▸ Exercise details
Could you write out every entry exactly as it stands?

▸ Rows
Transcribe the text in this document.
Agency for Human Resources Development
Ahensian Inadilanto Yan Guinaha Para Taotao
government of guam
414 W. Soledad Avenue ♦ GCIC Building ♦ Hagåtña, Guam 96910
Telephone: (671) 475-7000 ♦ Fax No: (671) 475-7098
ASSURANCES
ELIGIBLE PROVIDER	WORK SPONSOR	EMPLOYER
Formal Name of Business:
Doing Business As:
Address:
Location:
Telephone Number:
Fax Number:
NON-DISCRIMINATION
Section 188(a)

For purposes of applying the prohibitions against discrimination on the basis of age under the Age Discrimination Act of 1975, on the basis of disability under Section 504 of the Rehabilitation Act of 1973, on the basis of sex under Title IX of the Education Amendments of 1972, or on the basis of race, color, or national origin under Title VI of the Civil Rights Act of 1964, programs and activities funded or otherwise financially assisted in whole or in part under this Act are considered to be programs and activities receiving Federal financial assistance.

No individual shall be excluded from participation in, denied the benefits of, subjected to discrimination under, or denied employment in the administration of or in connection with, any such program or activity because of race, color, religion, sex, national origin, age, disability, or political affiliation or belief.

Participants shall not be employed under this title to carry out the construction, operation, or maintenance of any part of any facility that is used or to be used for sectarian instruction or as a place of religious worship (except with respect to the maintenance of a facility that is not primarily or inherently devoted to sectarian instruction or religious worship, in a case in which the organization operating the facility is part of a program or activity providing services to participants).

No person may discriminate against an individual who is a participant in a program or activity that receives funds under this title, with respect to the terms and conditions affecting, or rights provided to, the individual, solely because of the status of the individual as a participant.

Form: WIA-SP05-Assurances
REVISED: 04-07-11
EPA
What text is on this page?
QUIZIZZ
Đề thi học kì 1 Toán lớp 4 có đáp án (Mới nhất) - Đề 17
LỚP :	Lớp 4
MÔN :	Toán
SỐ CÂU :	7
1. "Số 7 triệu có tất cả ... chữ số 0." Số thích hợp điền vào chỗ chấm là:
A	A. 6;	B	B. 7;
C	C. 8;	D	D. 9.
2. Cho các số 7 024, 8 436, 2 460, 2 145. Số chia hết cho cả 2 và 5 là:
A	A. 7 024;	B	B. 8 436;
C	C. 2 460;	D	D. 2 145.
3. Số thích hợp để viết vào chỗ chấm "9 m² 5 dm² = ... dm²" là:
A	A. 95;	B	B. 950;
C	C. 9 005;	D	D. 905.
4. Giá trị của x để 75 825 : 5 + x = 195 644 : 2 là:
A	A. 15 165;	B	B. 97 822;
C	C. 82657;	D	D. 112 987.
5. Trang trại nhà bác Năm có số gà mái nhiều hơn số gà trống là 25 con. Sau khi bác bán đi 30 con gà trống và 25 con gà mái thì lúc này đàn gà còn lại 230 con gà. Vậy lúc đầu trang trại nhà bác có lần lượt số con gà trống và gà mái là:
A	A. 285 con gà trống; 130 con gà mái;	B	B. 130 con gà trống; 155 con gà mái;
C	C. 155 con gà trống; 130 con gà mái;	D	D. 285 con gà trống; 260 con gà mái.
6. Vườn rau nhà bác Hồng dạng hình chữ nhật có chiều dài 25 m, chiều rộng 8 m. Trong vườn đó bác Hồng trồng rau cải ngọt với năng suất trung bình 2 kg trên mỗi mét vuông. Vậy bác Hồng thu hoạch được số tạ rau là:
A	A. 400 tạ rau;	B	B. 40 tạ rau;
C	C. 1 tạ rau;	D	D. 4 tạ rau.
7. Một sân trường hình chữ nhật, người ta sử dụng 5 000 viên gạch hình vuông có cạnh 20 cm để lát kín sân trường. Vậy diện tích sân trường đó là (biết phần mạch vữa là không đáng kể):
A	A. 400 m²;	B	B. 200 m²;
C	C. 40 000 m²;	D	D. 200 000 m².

▸ Answer to the task
Transcribe the text in this document.
Agency for Human Resources Development
Ahensian Inadilanto Yan Guinaha Para Taotao
government of guam
414 W. Soledad Avenue ♦ GCIC Building ♦ Hagåtña, Guam 96910
Telephone: (671) 475-7000 ♦ Fax No: (671) 475-7098
ASSURANCES
ELIGIBLE PROVIDER	WORK SPONSOR	EMPLOYER
Formal Name of Business:
Doing Business As:
Address:
Location:
Telephone Number:
Fax Number:
NON-DISCRIMINATION
Section 188(a)

For purposes of applying the prohibitions against discrimination on the basis of age under the Age Discrimination Act of 1975, on the basis of disability under Section 504 of the Rehabilitation Act of 1973, on the basis of sex under Title IX of the Education Amendments of 1972, or on the basis of race, color, or national origin under Title VI of the Civil Rights Act of 1964, programs and activities funded or otherwise financially assisted in whole or in part under this Act are considered to be programs and activities receiving Federal financial assistance.

No individual shall be excluded from participation in, denied the benefits of, subjected to discrimination under, or denied employment in the administration of or in connection with, any such program or activity because of race, color, religion, sex, national origin, age, disability, or political affiliation or belief.

Participants shall not be employed under this title to carry out the construction, operation, or maintenance of any part of any facility that is used or to be used for sectarian instruction or as a place of religious worship (except with respect to the maintenance of a facility that is not primarily or inherently devoted to sectarian instruction or religious worship, in a case in which the organization operating the facility is part of a program or activity providing services to participants).

No person may discriminate against an individual who is a participant in a program or activity that receives funds under this title, with respect to the terms and conditions affecting, or rights provided to, the individual, solely because of the status of the individual as a participant.

Form: WIA-SP05-Assurances
REVISED: 04-07-11
EPA
What text is on this page?
QUIZIZZ
Đề thi học kì 1 Toán lớp 4 có đáp án (Mới nhất) - Đề 17
LỚP :	Lớp 4
MÔN :	Toán
SỐ CÂU :	7
1. "Số 7 triệu có tất cả ... chữ số 0." Số thích hợp điền vào chỗ chấm là:
A	A. 6;	B	B. 7;
C	C. 8;	D	D. 9.
2. Cho các số 7 024, 8 436, 2 460, 2 145. Số chia hết cho cả 2 và 5 là:
A	A. 7 024;	B	B. 8 436;
C	C. 2 460;	D	D. 2 145.
3. Số thích hợp để viết vào chỗ chấm "9 m² 5 dm² = ... dm²" là:
A	A. 95;	B	B. 950;
C	C. 9 005;	D	D. 905.
4. Giá trị của x để 75 825 : 5 + x = 195 644 : 2 là:
A	A. 15 165;	B	B. 97 822;
C	C. 82657;	D	D. 112 987.
5. Trang trại nhà bác Năm có số gà mái nhiều hơn số gà trống là 25 con. Sau khi bác bán đi 30 con gà trống và 25 con gà mái thì lúc này đàn gà còn lại 230 con gà. Vậy lúc đầu trang trại nhà bác có lần lượt số con gà trống và gà mái là:
A	A. 285 con gà trống; 130 con gà mái;	B	B. 130 con gà trống; 155 con gà mái;
C	C. 155 con gà trống; 130 con gà mái;	D	D. 285 con gà trống; 260 con gà mái.
6. Vườn rau nhà bác Hồng dạng hình chữ nhật có chiều dài 25 m, chiều rộng 8 m. Trong vườn đó bác Hồng trồng rau cải ngọt với năng suất trung bình 2 kg trên mỗi mét vuông. Vậy bác Hồng thu hoạch được số tạ rau là:
A	A. 400 tạ rau;	B	B. 40 tạ rau;
C	C. 1 tạ rau;	D	D. 4 tạ rau.
7. Một sân trường hình chữ nhật, người ta sử dụng 5 000 viên gạch hình vuông có cạnh 20 cm để lát kín sân trường. Vậy diện tích sân trường đó là (biết phần mạch vữa là không đáng kể):
A	A. 400 m²;	B	B. 200 m²;
C	C. 40 000 m²;	D	D. 200 000 m².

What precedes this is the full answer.